# Start of Given information

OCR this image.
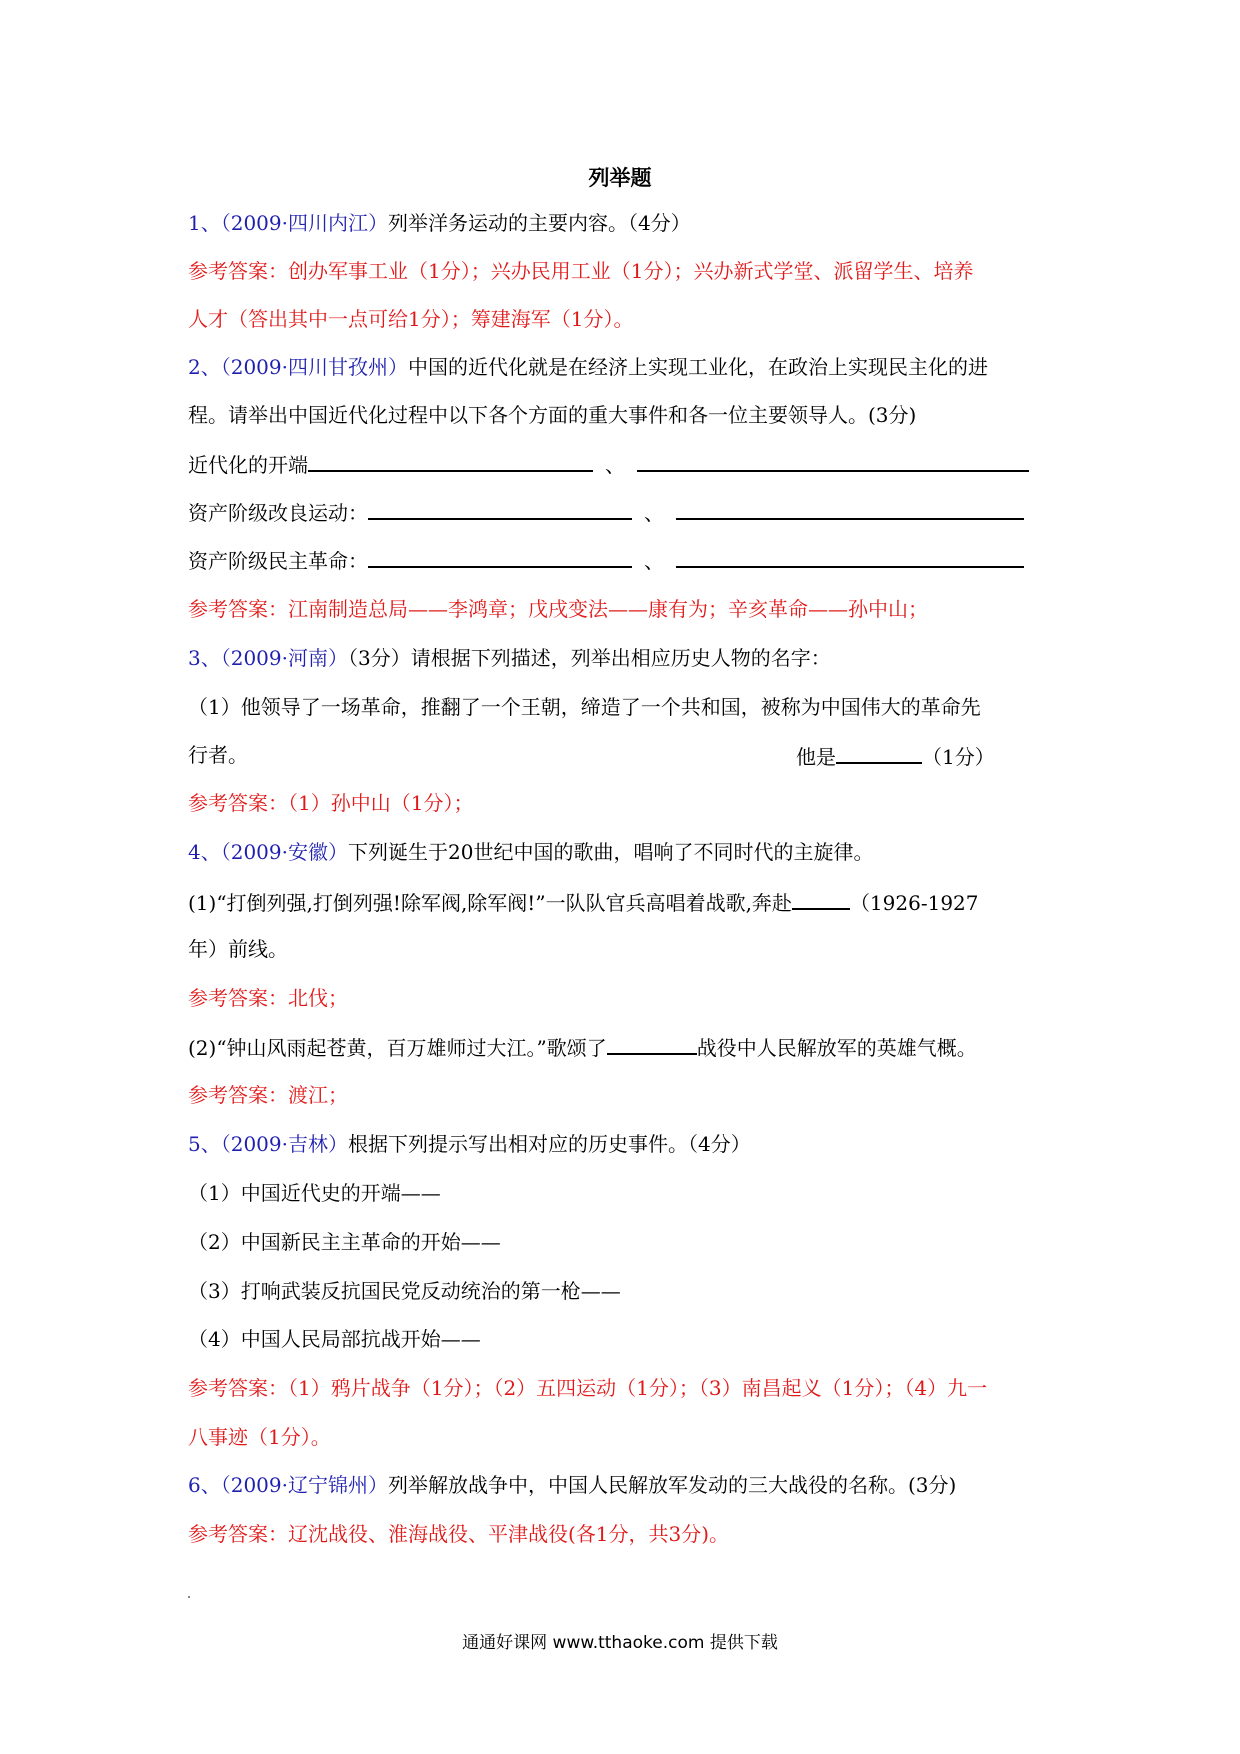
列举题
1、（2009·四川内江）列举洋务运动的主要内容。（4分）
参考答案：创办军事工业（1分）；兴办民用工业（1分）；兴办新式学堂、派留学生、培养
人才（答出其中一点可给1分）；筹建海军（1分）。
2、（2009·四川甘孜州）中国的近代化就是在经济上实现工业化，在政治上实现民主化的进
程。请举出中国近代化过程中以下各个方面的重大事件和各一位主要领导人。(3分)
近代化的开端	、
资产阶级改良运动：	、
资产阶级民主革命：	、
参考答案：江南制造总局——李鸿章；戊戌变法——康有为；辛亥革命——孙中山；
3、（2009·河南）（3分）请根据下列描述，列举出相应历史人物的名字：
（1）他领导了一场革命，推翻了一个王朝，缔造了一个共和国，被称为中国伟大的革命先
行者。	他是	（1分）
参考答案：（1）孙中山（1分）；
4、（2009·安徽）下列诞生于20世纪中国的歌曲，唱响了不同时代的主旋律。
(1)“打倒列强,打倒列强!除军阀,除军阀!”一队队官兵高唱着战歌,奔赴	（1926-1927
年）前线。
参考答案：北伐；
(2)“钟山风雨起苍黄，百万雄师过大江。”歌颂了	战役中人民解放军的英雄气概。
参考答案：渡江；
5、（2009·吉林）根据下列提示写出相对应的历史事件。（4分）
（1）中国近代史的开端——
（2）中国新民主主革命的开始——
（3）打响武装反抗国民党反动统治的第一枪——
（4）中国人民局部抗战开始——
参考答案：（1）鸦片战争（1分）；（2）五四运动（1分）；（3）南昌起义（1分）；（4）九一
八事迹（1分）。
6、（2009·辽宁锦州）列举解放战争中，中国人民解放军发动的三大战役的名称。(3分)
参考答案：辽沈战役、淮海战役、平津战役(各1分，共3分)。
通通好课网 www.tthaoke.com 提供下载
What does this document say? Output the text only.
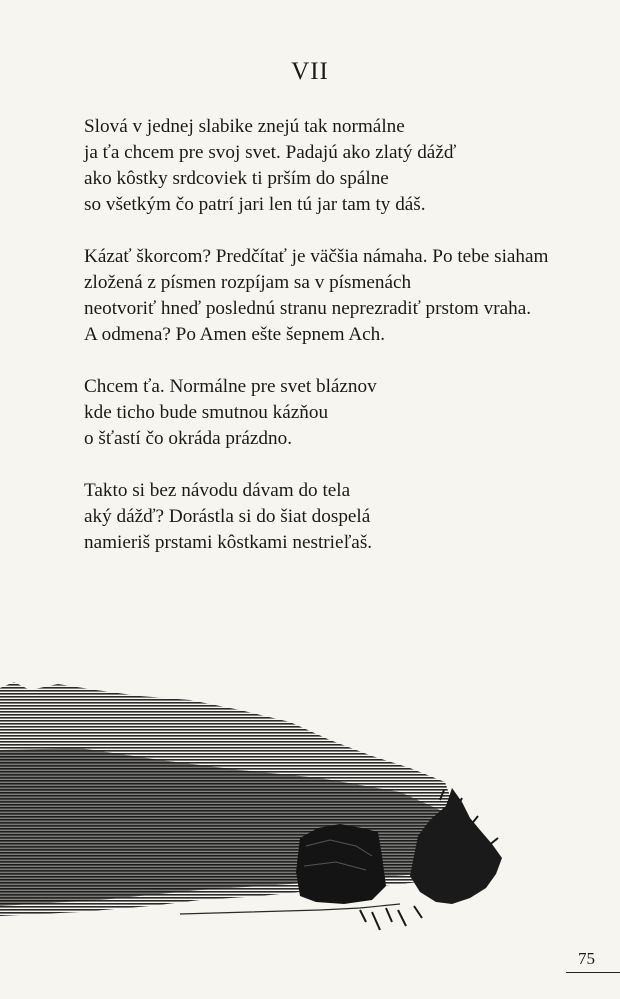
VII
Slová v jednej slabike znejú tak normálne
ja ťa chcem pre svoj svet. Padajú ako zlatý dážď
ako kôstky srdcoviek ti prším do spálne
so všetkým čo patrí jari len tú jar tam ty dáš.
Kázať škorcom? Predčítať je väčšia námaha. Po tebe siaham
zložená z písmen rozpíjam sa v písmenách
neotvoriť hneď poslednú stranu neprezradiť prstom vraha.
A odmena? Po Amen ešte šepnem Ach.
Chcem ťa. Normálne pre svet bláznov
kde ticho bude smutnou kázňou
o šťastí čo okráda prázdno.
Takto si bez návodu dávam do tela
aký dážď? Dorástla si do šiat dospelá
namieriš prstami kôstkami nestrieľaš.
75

# End of Given information

▶ Task to complete
Find the word "this" in the entries, and copy every line it shows up in.

▶ Task response
OCR this image.
What does this document say? Output the text only.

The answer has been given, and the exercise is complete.